__Task requirements__: Set down each line of the material that follows, exactly, with no pictures.

__Supplied material__:
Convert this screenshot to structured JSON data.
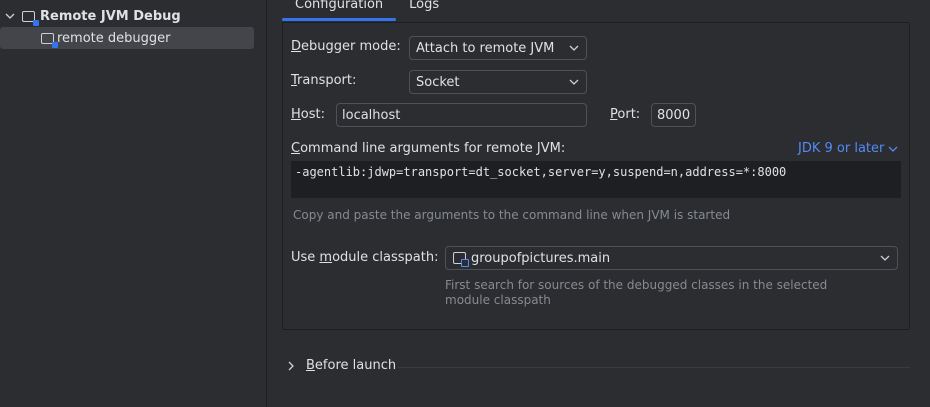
{
  "sidebar": {
    "group_label": "Remote JVM Debug",
    "item_label": "remote debugger",
    "icons": {
      "expand": "chevron-down-icon",
      "config": "run-config-icon"
    }
  },
  "tabs": [
    {
      "label": "Configuration",
      "active": true
    },
    {
      "label": "Logs",
      "active": false
    }
  ],
  "form": {
    "debugger_mode": {
      "label_mn": "D",
      "label_rest": "ebugger mode:",
      "value": "Attach to remote JVM"
    },
    "transport": {
      "label_mn": "T",
      "label_rest": "ransport:",
      "value": "Socket"
    },
    "host": {
      "label_mn": "H",
      "label_rest": "ost:",
      "value": "localhost"
    },
    "port": {
      "label_mn": "P",
      "label_rest": "ort:",
      "value": "8000"
    },
    "cmd": {
      "label_mn": "C",
      "label_rest": "ommand line arguments for remote JVM:",
      "jdk_link": "JDK 9 or later",
      "value": "-agentlib:jdwp=transport=dt_socket,server=y,suspend=n,address=*:8000",
      "hint": "Copy and paste the arguments to the command line when JVM is started"
    },
    "module": {
      "label_pre": "Use ",
      "label_mn": "m",
      "label_rest": "odule classpath:",
      "value": "groupofpictures.main",
      "hint_line1": "First search for sources of the debugged classes in the selected",
      "hint_line2": "module classpath"
    }
  },
  "before_launch": {
    "label_mn": "B",
    "label_rest": "efore launch"
  },
  "colors": {
    "accent": "#3574f0",
    "link": "#548af7",
    "background": "#2b2d30"
  }
}
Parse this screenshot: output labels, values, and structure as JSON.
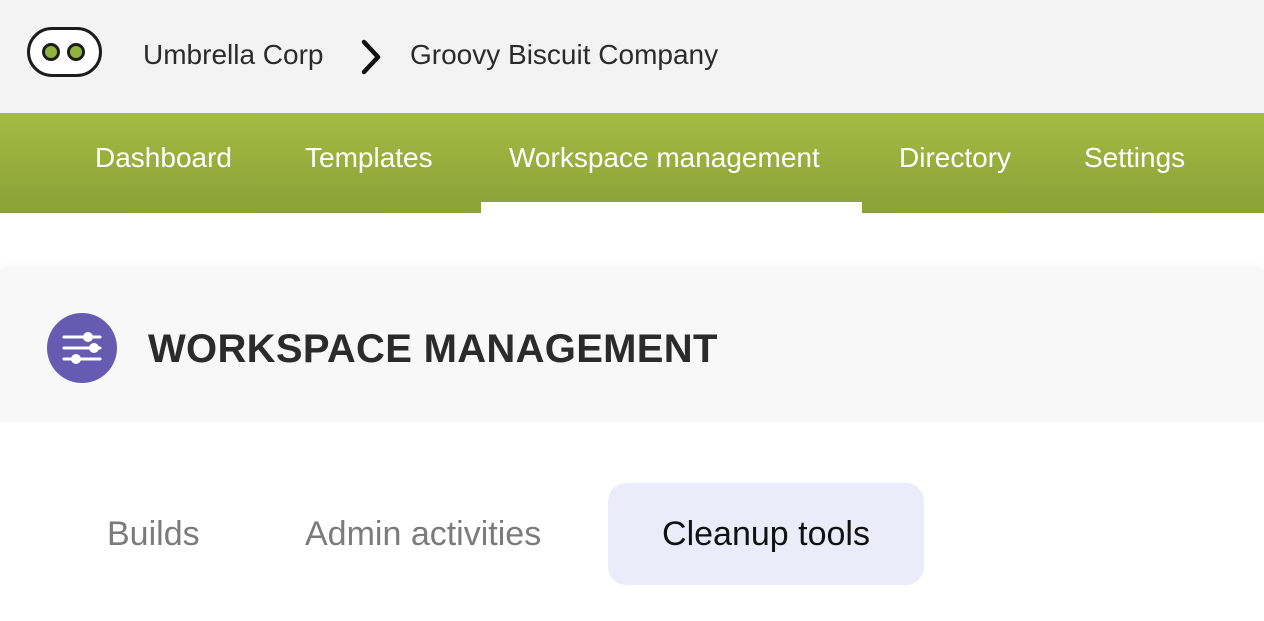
{
  "breadcrumb": {
    "items": [
      "Umbrella Corp",
      "Groovy Biscuit Company"
    ],
    "logo_icon": "two-eyes-logo-icon",
    "separator_icon": "chevron-right-icon"
  },
  "nav": {
    "items": [
      "Dashboard",
      "Templates",
      "Workspace management",
      "Directory",
      "Settings"
    ],
    "active": "Workspace management",
    "colors": {
      "gradient_top": "#a5bb44",
      "gradient_bottom": "#8aa137"
    }
  },
  "section": {
    "title": "WORKSPACE MANAGEMENT",
    "icon": "sliders-icon",
    "icon_color": "#665bb0"
  },
  "tabs": {
    "items": [
      "Builds",
      "Admin activities",
      "Cleanup tools"
    ],
    "active": "Cleanup tools",
    "active_bg": "#ecebfa"
  }
}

__Solution__:
Convert this screenshot to structured JSON data.
{
  "sidebar": {
    "group_label": "Remote JVM Debug",
    "item_label": "remote debugger",
    "icons": {
      "expand": "chevron-down-icon",
      "config": "run-config-icon"
    }
  },
  "tabs": [
    {
      "label": "Configuration",
      "active": true
    },
    {
      "label": "Logs",
      "active": false
    }
  ],
  "form": {
    "debugger_mode": {
      "label_mn": "D",
      "label_rest": "ebugger mode:",
      "value": "Attach to remote JVM"
    },
    "transport": {
      "label_mn": "T",
      "label_rest": "ransport:",
      "value": "Socket"
    },
    "host": {
      "label_mn": "H",
      "label_rest": "ost:",
      "value": "localhost"
    },
    "port": {
      "label_mn": "P",
      "label_rest": "ort:",
      "value": "8000"
    },
    "cmd": {
      "label_mn": "C",
      "label_rest": "ommand line arguments for remote JVM:",
      "jdk_link": "JDK 9 or later",
      "value": "-agentlib:jdwp=transport=dt_socket,server=y,suspend=n,address=*:8000",
      "hint": "Copy and paste the arguments to the command line when JVM is started"
    },
    "module": {
      "label_pre": "Use ",
      "label_mn": "m",
      "label_rest": "odule classpath:",
      "value": "groupofpictures.main",
      "hint_line1": "First search for sources of the debugged classes in the selected",
      "hint_line2": "module classpath"
    }
  },
  "before_launch": {
    "label_mn": "B",
    "label_rest": "efore launch"
  },
  "colors": {
    "accent": "#3574f0",
    "link": "#548af7",
    "background": "#2b2d30"
  }
}
Parse this screenshot: output labels, values, and structure as JSON.
{
  "breadcrumb": {
    "items": [
      "Umbrella Corp",
      "Groovy Biscuit Company"
    ],
    "logo_icon": "two-eyes-logo-icon",
    "separator_icon": "chevron-right-icon"
  },
  "nav": {
    "items": [
      "Dashboard",
      "Templates",
      "Workspace management",
      "Directory",
      "Settings"
    ],
    "active": "Workspace management",
    "colors": {
      "gradient_top": "#a5bb44",
      "gradient_bottom": "#8aa137"
    }
  },
  "section": {
    "title": "WORKSPACE MANAGEMENT",
    "icon": "sliders-icon",
    "icon_color": "#665bb0"
  },
  "tabs": {
    "items": [
      "Builds",
      "Admin activities",
      "Cleanup tools"
    ],
    "active": "Cleanup tools",
    "active_bg": "#ecebfa"
  }
}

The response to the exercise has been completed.